### [Work instructions]
Select every line containing the word "care" from the material, and copy those lines.
===== Data rows =====
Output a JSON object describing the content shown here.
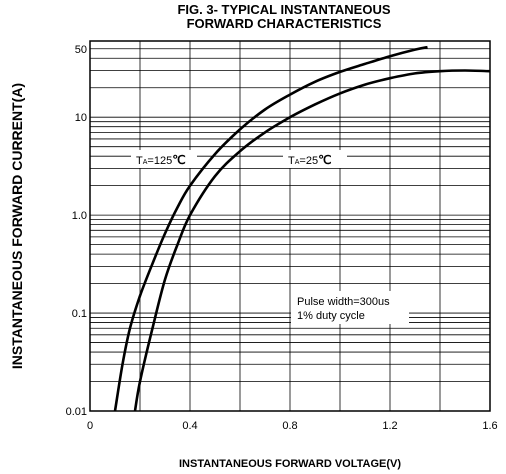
{
  "chart_data": {
    "type": "line",
    "title_line1": "FIG. 3- TYPICAL INSTANTANEOUS",
    "title_line2": "FORWARD CHARACTERISTICS",
    "xlabel": "INSTANTANEOUS FORWARD VOLTAGE(V)",
    "ylabel": "INSTANTANEOUS FORWARD CURRENT(A)",
    "xlim": [
      0,
      1.6
    ],
    "ylim": [
      0.01,
      60
    ],
    "yscale": "log",
    "grid": true,
    "x_ticks": [
      "0",
      "0.4",
      "0.8",
      "1.2",
      "1.6"
    ],
    "y_ticks": [
      "0.01",
      "0.1",
      "1.0",
      "10",
      "50"
    ],
    "series": [
      {
        "name": "TA=125℃",
        "x": [
          0.1,
          0.13,
          0.16,
          0.2,
          0.25,
          0.3,
          0.35,
          0.4,
          0.5,
          0.6,
          0.7,
          0.8,
          0.9,
          1.0,
          1.1,
          1.2,
          1.3,
          1.35
        ],
        "y": [
          0.01,
          0.03,
          0.07,
          0.15,
          0.32,
          0.65,
          1.2,
          2.0,
          4.2,
          7.5,
          12,
          17,
          23,
          29,
          35,
          42,
          49,
          52
        ]
      },
      {
        "name": "TA=25℃",
        "x": [
          0.18,
          0.2,
          0.25,
          0.3,
          0.35,
          0.4,
          0.5,
          0.6,
          0.7,
          0.8,
          0.9,
          1.0,
          1.1,
          1.2,
          1.3,
          1.4,
          1.5,
          1.6
        ],
        "y": [
          0.01,
          0.02,
          0.07,
          0.22,
          0.5,
          1.0,
          2.5,
          4.5,
          7.0,
          10,
          13.5,
          17.5,
          21.5,
          25,
          28,
          29.5,
          30,
          29.5
        ]
      }
    ],
    "annotations": {
      "ta125": {
        "prefix": "T",
        "sub": "A",
        "value": "=125",
        "unit": "℃"
      },
      "ta25": {
        "prefix": "T",
        "sub": "A",
        "value": "=25",
        "unit": "℃"
      },
      "pulse_line1": "Pulse width=300us",
      "pulse_line2": "1% duty cycle"
    },
    "colors": {
      "line": "#000000",
      "grid": "#000000",
      "background": "#ffffff"
    }
  }
}
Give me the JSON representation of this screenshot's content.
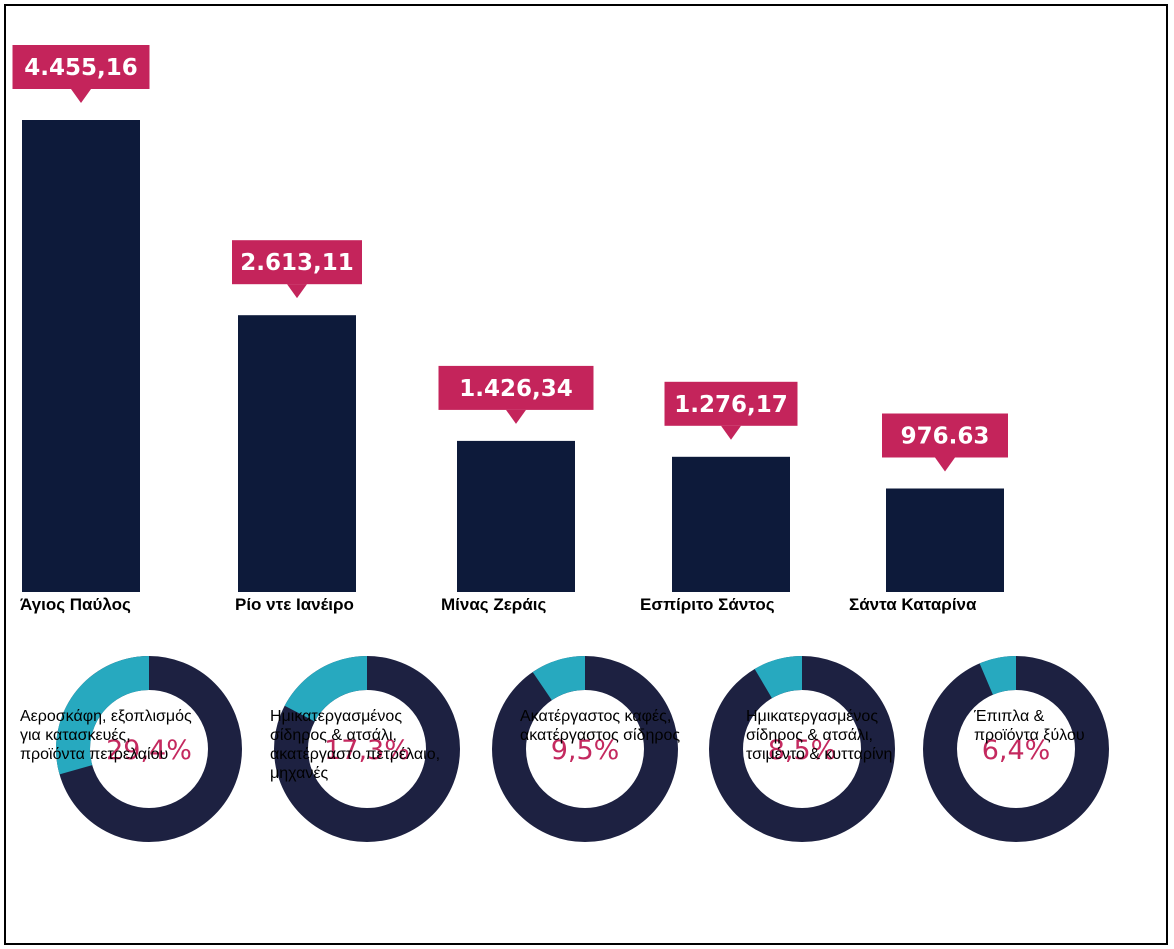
{
  "chart_data": [
    {
      "type": "bar",
      "categories": [
        "Άγιος Παύλος",
        "Ρίο ντε Ιανέιρο",
        "Μίνας Ζεράις",
        "Εσπίριτο Σάντος",
        "Σάντα Καταρίνα"
      ],
      "values": [
        4455.16,
        2613.11,
        1426.34,
        1276.17,
        976.63
      ],
      "data_labels": [
        "4.455,16",
        "2.613,11",
        "1.426,34",
        "1.276,17",
        "976.63"
      ],
      "title": "",
      "xlabel": "",
      "ylabel": "",
      "grid": false,
      "legend": "none",
      "colors": {
        "bar": "#0d1a3a",
        "label_box": "#c4245b",
        "label_text": "#ffffff"
      }
    },
    {
      "type": "pie",
      "variant": "donut",
      "categories": [
        "Άγιος Παύλος",
        "Ρίο ντε Ιανέιρο",
        "Μίνας Ζεράις",
        "Εσπίριτο Σάντος",
        "Σάντα Καταρίνα"
      ],
      "values": [
        29.4,
        17.3,
        9.5,
        8.5,
        6.4
      ],
      "data_labels": [
        "29,4%",
        "17,3%",
        "9,5%",
        "8,5%",
        "6,4%"
      ],
      "descriptions": [
        "Αεροσκάφη, εξοπλισμός\nγια κατασκευές,\nπροϊόντα πετρελαίου",
        "Ημικατεργασμένος\nσίδηρος & ατσάλι,\n ακατέργαστο πετρέλαιο,\n μηχανές",
        "Ακατέργαστος καφές,\nακατέργαστος σίδηρος",
        "Ημικατεργασμένος\nσίδηρος & ατσάλι,\nτσιμέντο & κυτταρίνη",
        "Έπιπλα &\nπροϊόντα ξύλου"
      ],
      "colors": {
        "share": "#27a9bf",
        "rest": "#1d2141",
        "text": "#c4295f"
      }
    }
  ]
}
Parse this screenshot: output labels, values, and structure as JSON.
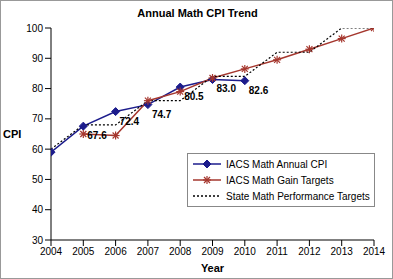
{
  "chart_data": {
    "type": "line",
    "title": "Annual Math CPI Trend",
    "x_label": "Year",
    "y_label": "CPI",
    "x": [
      2004,
      2005,
      2006,
      2007,
      2008,
      2009,
      2010,
      2011,
      2012,
      2013,
      2014
    ],
    "xlim": [
      2004,
      2014
    ],
    "xticks": [
      2004,
      2005,
      2006,
      2007,
      2008,
      2009,
      2010,
      2011,
      2012,
      2013,
      2014
    ],
    "ylim": [
      30,
      100
    ],
    "yticks": [
      30,
      40,
      50,
      60,
      70,
      80,
      90,
      100
    ],
    "grid": false,
    "legend": "lower right",
    "series": [
      {
        "name": "IACS Math Annual CPI",
        "color": "#1c1c8c",
        "marker": "diamond",
        "line_style": "solid",
        "data_labels": true,
        "values": [
          59,
          67.6,
          72.4,
          74.7,
          80.5,
          83.0,
          82.6,
          null,
          null,
          null,
          null
        ],
        "value_labels": [
          null,
          "67.6",
          "72.4",
          "74.7",
          "80.5",
          "83.0",
          "82.6",
          null,
          null,
          null,
          null
        ]
      },
      {
        "name": "IACS Math Gain Targets",
        "color": "#a5372e",
        "marker": "star",
        "line_style": "solid",
        "values": [
          null,
          65,
          64.5,
          76,
          79,
          83.5,
          86.5,
          89.5,
          93,
          96.5,
          100
        ]
      },
      {
        "name": "State Math Performance Targets",
        "color": "#000000",
        "marker": "none",
        "line_style": "dotted",
        "values": [
          60,
          68,
          68,
          76,
          76,
          84,
          84,
          92,
          92,
          100,
          100
        ]
      }
    ]
  }
}
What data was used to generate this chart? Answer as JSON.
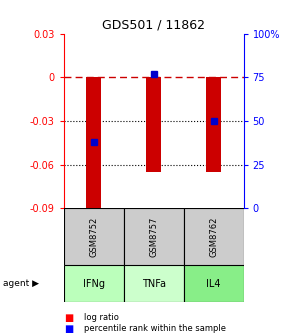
{
  "title": "GDS501 / 11862",
  "samples": [
    "GSM8752",
    "GSM8757",
    "GSM8762"
  ],
  "agents": [
    "IFNg",
    "TNFa",
    "IL4"
  ],
  "log_ratios": [
    -0.09,
    -0.065,
    -0.065
  ],
  "percentile_ranks": [
    0.38,
    0.77,
    0.5
  ],
  "ylim_left": [
    -0.09,
    0.03
  ],
  "ylim_right": [
    0.0,
    1.0
  ],
  "yticks_left": [
    0.03,
    0.0,
    -0.03,
    -0.06,
    -0.09
  ],
  "yticks_left_labels": [
    "0.03",
    "0",
    "-0.03",
    "-0.06",
    "-0.09"
  ],
  "yticks_right_vals": [
    1.0,
    0.75,
    0.5,
    0.25,
    0.0
  ],
  "yticks_right_labels": [
    "100%",
    "75",
    "50",
    "25",
    "0"
  ],
  "bar_color": "#cc0000",
  "marker_color": "#0000cc",
  "zero_line_color": "#cc0000",
  "grid_color": "#000000",
  "sample_bg": "#cccccc",
  "agent_colors": [
    "#bbffbb",
    "#ccffcc",
    "#88ee88"
  ],
  "legend_red": "log ratio",
  "legend_blue": "percentile rank within the sample",
  "bar_width": 0.25
}
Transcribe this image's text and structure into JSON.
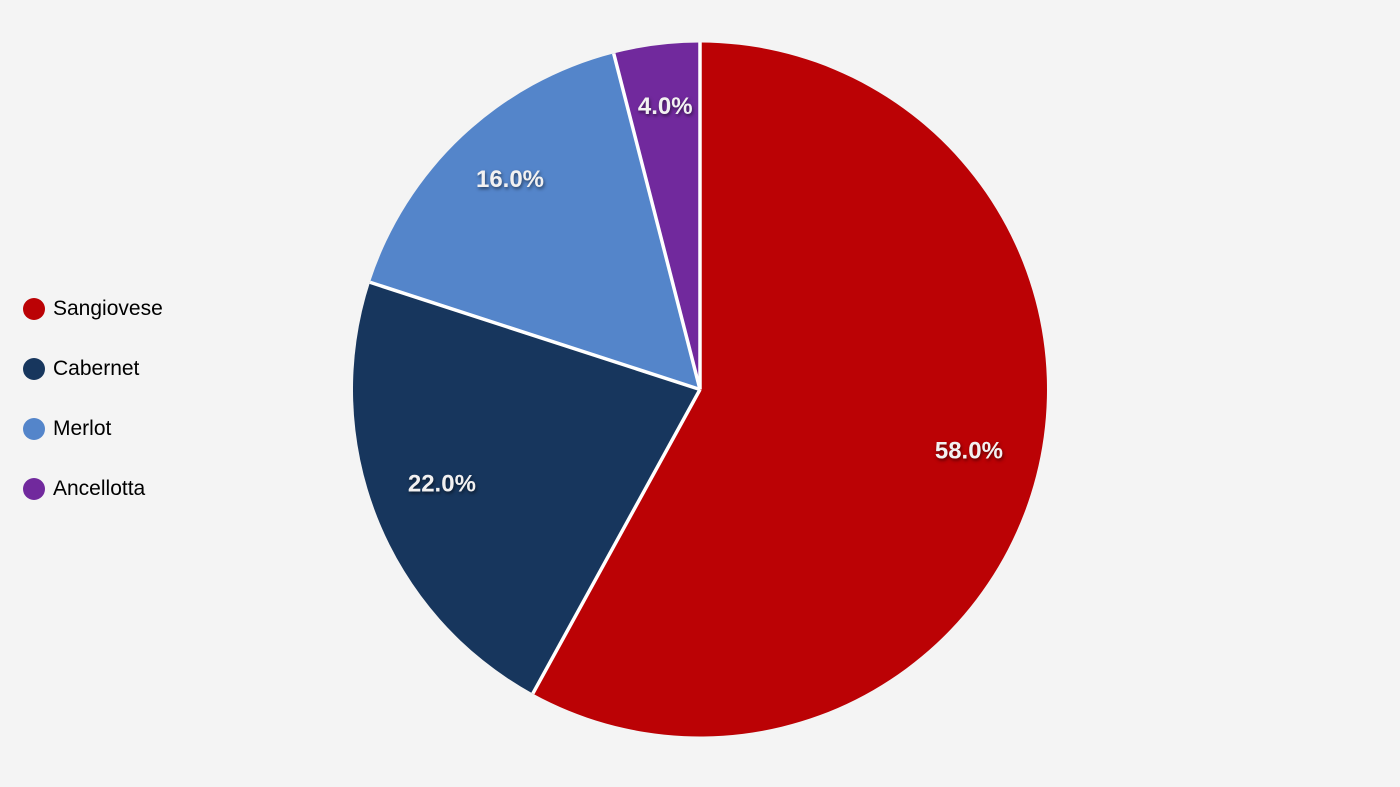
{
  "chart_data": {
    "type": "pie",
    "title": "",
    "categories": [
      "Sangiovese",
      "Cabernet",
      "Merlot",
      "Ancellotta"
    ],
    "values": [
      58.0,
      22.0,
      16.0,
      4.0
    ],
    "slice_labels": [
      "58.0%",
      "22.0%",
      "16.0%",
      "4.0%"
    ],
    "colors": [
      "#BB0205",
      "#17365D",
      "#5485CA",
      "#71299D"
    ],
    "start_angle_deg": 0,
    "direction": "clockwise",
    "legend_position": "left",
    "slice_label_color": "#F2F1F1",
    "separator_color": "#FFFFFF",
    "background_color": "#F4F4F4"
  },
  "legend": {
    "items": [
      {
        "label": "Sangiovese",
        "color": "#BB0205"
      },
      {
        "label": "Cabernet",
        "color": "#17365D"
      },
      {
        "label": "Merlot",
        "color": "#5485CA"
      },
      {
        "label": "Ancellotta",
        "color": "#71299D"
      }
    ]
  }
}
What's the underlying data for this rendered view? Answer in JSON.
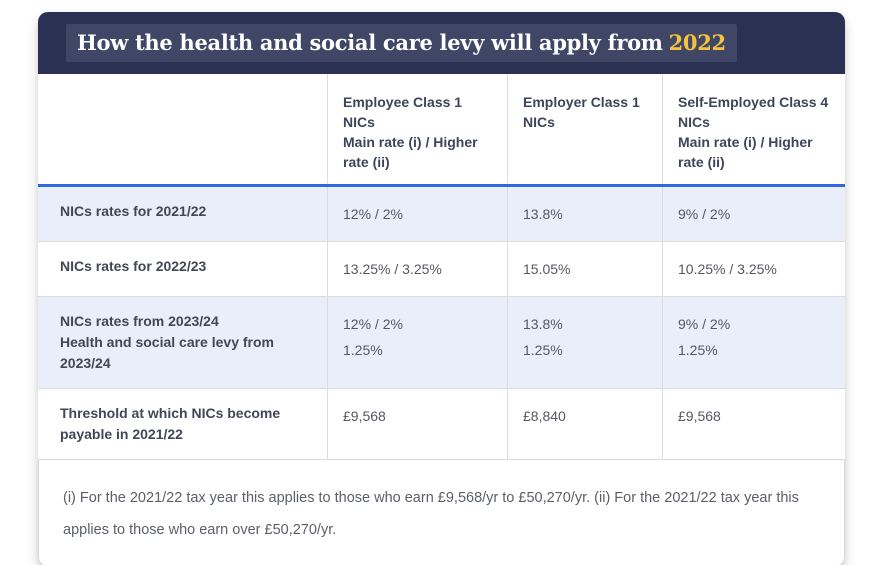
{
  "header": {
    "title_prefix": "How the health and social care levy will apply from",
    "title_highlight": "2022"
  },
  "chart_data": {
    "type": "table",
    "title": "How the health and social care levy will apply from 2022",
    "columns": [
      {
        "label": ""
      },
      {
        "label": "Employee Class 1 NICs\nMain rate (i) / Higher rate (ii)"
      },
      {
        "label": "Employer Class 1 NICs"
      },
      {
        "label": "Self-Employed Class 4 NICs\nMain rate (i) / Higher rate (ii)"
      }
    ],
    "rows": [
      {
        "label": "NICs rates for 2021/22",
        "values": [
          "12% / 2%",
          "13.8%",
          "9% / 2%"
        ]
      },
      {
        "label": "NICs rates for 2022/23",
        "values": [
          "13.25% / 3.25%",
          "15.05%",
          "10.25% / 3.25%"
        ]
      },
      {
        "label": "NICs rates from 2023/24\nHealth and social care levy from 2023/24",
        "values": [
          "12% / 2%\n1.25%",
          "13.8%\n1.25%",
          "9% / 2%\n1.25%"
        ]
      },
      {
        "label": "Threshold at which NICs become payable in 2021/22",
        "values": [
          "£9,568",
          "£8,840",
          "£9,568"
        ]
      }
    ],
    "footnote": "(i) For the 2021/22 tax year this applies to those who earn £9,568/yr to £50,270/yr. (ii) For the 2021/22 tax year this applies to those who earn over £50,270/yr.",
    "layout": {
      "grid": "off",
      "legend": "none"
    }
  },
  "colors": {
    "header_bg": "#2b3153",
    "header_overlay": "#3f4666",
    "title_highlight": "#f3c23e",
    "divider_blue": "#3166e3",
    "row_stripe": "#eaeefa",
    "cell_border": "#dcdcdc"
  }
}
=====
### [Solution to this exercise]
    "title_prefix": "How the health and social care levy will apply from",
    "title": "How the health and social care levy will apply from 2022",
        "label": "NICs rates from 2023/24\nHealth and social care levy from 2023/24",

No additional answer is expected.